> **DOCUMENT SECTION**:
┏━━

Army officials confirmed eight people were wounded and transported by air and ground to hospitals in the area, including the Army base’s Womack Army Medical Center, according to WTVD-TV. The extent of the injuries is not known.
The explosion occurred during a demolitions training exercise involving students and instructors of the John F. Kennedy Special Warfare Center and School, located at Fort Bragg, the U.S. Army Special Operations Command said in a statement.
ABC affiliate WTVD-TV reported the explosion took place when a vehicle rolled over on a remote part of the base. Details are still unclear. Fort Bragg has not released an official statement, but the U.S. Army Special Operations Command said an investigation into the incident is underway.

┗━━

> **DATA RECORDS**:
┏━━

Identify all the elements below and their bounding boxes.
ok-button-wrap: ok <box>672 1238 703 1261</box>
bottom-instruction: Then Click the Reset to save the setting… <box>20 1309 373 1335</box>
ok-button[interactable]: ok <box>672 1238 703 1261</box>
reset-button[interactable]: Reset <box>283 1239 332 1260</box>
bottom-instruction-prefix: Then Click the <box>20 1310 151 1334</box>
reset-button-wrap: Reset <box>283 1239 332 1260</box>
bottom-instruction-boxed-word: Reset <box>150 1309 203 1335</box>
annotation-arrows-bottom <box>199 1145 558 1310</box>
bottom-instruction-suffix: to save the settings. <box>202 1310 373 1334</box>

┗━━

> **REQUIRED TASKS**:
(1) In the Fort Bragg report, what circumstances does the text give for the explosion? Answer in one to three sentences.
(2) Copy everything in the Fort Bragg report from "The explosion occurred" down to "incident is underway.".

> **RESPONSES TO THE EXERCISE**:
(1) The explosion happened during a demolitions training exercise involving students and instructors of the John F. Kennedy Special Warfare Center and School. According to WTVD-TV, it occurred when a vehicle rolled over on a remote part of the base.

(2)
The explosion occurred during a demolitions training exercise involving students and instructors of the John F. Kennedy Special Warfare Center and School, located at Fort Bragg, the U.S. Army Special Operations Command said in a statement.
ABC affiliate WTVD-TV reported the explosion took place when a vehicle rolled over on a remote part of the base. Details are still unclear. Fort Bragg has not released an official statement, but the U.S. Army Special Operations Command said an investigation into the incident is underway.